## [Entries shown]
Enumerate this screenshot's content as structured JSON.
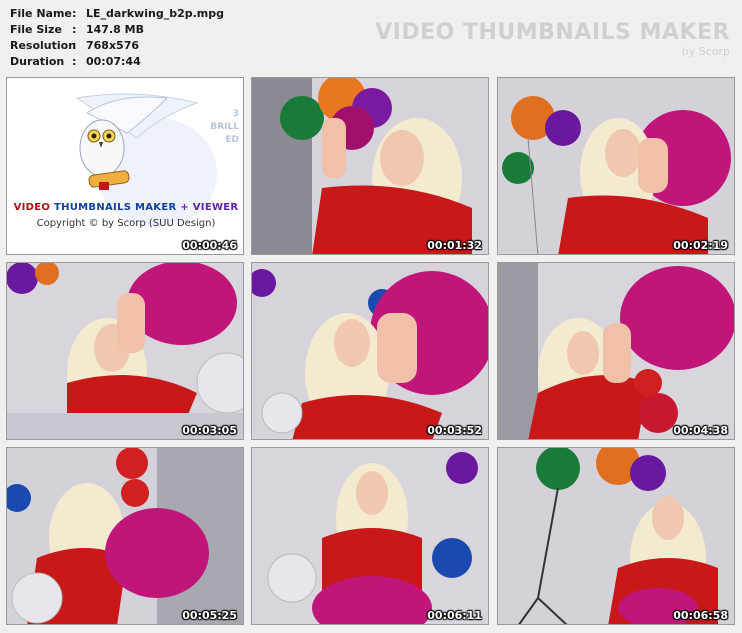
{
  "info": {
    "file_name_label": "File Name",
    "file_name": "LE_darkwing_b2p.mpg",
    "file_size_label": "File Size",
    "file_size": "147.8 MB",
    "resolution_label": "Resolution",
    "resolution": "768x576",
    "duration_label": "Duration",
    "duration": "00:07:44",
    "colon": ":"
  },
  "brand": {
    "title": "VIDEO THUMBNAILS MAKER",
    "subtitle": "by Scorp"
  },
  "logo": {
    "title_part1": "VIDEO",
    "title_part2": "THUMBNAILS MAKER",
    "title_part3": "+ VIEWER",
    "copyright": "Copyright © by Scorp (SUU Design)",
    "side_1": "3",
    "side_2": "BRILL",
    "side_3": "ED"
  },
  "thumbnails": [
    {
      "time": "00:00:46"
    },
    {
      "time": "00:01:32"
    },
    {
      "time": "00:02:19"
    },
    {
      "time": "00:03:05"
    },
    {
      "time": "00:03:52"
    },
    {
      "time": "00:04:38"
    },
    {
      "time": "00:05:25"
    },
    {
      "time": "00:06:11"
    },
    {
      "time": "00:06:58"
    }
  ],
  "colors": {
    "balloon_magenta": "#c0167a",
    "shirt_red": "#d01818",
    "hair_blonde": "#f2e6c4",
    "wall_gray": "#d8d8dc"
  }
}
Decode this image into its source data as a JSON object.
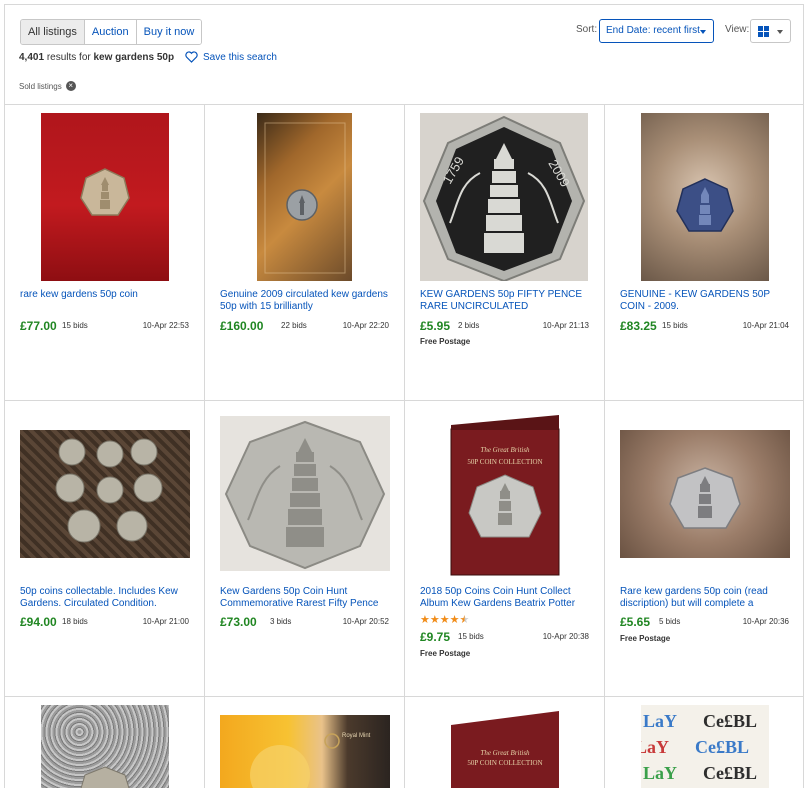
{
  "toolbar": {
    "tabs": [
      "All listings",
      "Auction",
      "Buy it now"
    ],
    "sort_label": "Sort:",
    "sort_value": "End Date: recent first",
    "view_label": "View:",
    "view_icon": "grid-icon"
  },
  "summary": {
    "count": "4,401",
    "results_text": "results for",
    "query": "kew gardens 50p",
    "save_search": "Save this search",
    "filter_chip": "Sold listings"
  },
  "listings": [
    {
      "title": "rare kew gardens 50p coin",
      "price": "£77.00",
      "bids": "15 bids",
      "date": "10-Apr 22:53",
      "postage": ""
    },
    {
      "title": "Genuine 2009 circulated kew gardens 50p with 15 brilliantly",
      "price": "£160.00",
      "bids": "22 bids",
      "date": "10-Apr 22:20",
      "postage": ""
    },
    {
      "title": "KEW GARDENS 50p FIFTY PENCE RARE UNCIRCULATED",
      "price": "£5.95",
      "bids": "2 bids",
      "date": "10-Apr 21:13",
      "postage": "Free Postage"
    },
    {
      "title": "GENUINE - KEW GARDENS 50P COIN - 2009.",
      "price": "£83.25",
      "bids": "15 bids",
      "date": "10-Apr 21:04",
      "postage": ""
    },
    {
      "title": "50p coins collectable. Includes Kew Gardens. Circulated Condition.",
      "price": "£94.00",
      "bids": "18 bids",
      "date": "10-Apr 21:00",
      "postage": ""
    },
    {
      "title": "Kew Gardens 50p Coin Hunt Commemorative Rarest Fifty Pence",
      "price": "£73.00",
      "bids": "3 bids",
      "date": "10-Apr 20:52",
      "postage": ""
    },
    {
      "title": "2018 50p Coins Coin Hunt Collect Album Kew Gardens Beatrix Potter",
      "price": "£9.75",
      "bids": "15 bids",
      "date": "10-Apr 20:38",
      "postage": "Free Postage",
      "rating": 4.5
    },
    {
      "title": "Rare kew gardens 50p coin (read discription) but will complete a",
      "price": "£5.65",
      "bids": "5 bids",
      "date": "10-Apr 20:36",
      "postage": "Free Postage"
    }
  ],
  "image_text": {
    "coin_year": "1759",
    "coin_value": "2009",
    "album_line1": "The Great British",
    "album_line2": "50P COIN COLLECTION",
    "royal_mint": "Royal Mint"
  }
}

## [Problem to work on]
Give back each entry exactly as it appears, with no pictures.

## [Answer below]
Enumerate this screenshot's content as structured JSON.
{
  "info": {
    "file_name_label": "File Name",
    "file_name": "LE_darkwing_b2p.mpg",
    "file_size_label": "File Size",
    "file_size": "147.8 MB",
    "resolution_label": "Resolution",
    "resolution": "768x576",
    "duration_label": "Duration",
    "duration": "00:07:44",
    "colon": ":"
  },
  "brand": {
    "title": "VIDEO THUMBNAILS MAKER",
    "subtitle": "by Scorp"
  },
  "logo": {
    "title_part1": "VIDEO",
    "title_part2": "THUMBNAILS MAKER",
    "title_part3": "+ VIEWER",
    "copyright": "Copyright © by Scorp (SUU Design)",
    "side_1": "3",
    "side_2": "BRILL",
    "side_3": "ED"
  },
  "thumbnails": [
    {
      "time": "00:00:46"
    },
    {
      "time": "00:01:32"
    },
    {
      "time": "00:02:19"
    },
    {
      "time": "00:03:05"
    },
    {
      "time": "00:03:52"
    },
    {
      "time": "00:04:38"
    },
    {
      "time": "00:05:25"
    },
    {
      "time": "00:06:11"
    },
    {
      "time": "00:06:58"
    }
  ],
  "colors": {
    "balloon_magenta": "#c0167a",
    "shirt_red": "#d01818",
    "hair_blonde": "#f2e6c4",
    "wall_gray": "#d8d8dc"
  }
}
Decode this image into its source data as a JSON object.
{
  "toolbar": {
    "tabs": [
      "All listings",
      "Auction",
      "Buy it now"
    ],
    "sort_label": "Sort:",
    "sort_value": "End Date: recent first",
    "view_label": "View:",
    "view_icon": "grid-icon"
  },
  "summary": {
    "count": "4,401",
    "results_text": "results for",
    "query": "kew gardens 50p",
    "save_search": "Save this search",
    "filter_chip": "Sold listings"
  },
  "listings": [
    {
      "title": "rare kew gardens 50p coin",
      "price": "£77.00",
      "bids": "15 bids",
      "date": "10-Apr 22:53",
      "postage": ""
    },
    {
      "title": "Genuine 2009 circulated kew gardens 50p with 15 brilliantly",
      "price": "£160.00",
      "bids": "22 bids",
      "date": "10-Apr 22:20",
      "postage": ""
    },
    {
      "title": "KEW GARDENS 50p FIFTY PENCE RARE UNCIRCULATED",
      "price": "£5.95",
      "bids": "2 bids",
      "date": "10-Apr 21:13",
      "postage": "Free Postage"
    },
    {
      "title": "GENUINE - KEW GARDENS 50P COIN - 2009.",
      "price": "£83.25",
      "bids": "15 bids",
      "date": "10-Apr 21:04",
      "postage": ""
    },
    {
      "title": "50p coins collectable. Includes Kew Gardens. Circulated Condition.",
      "price": "£94.00",
      "bids": "18 bids",
      "date": "10-Apr 21:00",
      "postage": ""
    },
    {
      "title": "Kew Gardens 50p Coin Hunt Commemorative Rarest Fifty Pence",
      "price": "£73.00",
      "bids": "3 bids",
      "date": "10-Apr 20:52",
      "postage": ""
    },
    {
      "title": "2018 50p Coins Coin Hunt Collect Album Kew Gardens Beatrix Potter",
      "price": "£9.75",
      "bids": "15 bids",
      "date": "10-Apr 20:38",
      "postage": "Free Postage",
      "rating": 4.5
    },
    {
      "title": "Rare kew gardens 50p coin (read discription) but will complete a",
      "price": "£5.65",
      "bids": "5 bids",
      "date": "10-Apr 20:36",
      "postage": "Free Postage"
    }
  ],
  "image_text": {
    "coin_year": "1759",
    "coin_value": "2009",
    "album_line1": "The Great British",
    "album_line2": "50P COIN COLLECTION",
    "royal_mint": "Royal Mint"
  }
}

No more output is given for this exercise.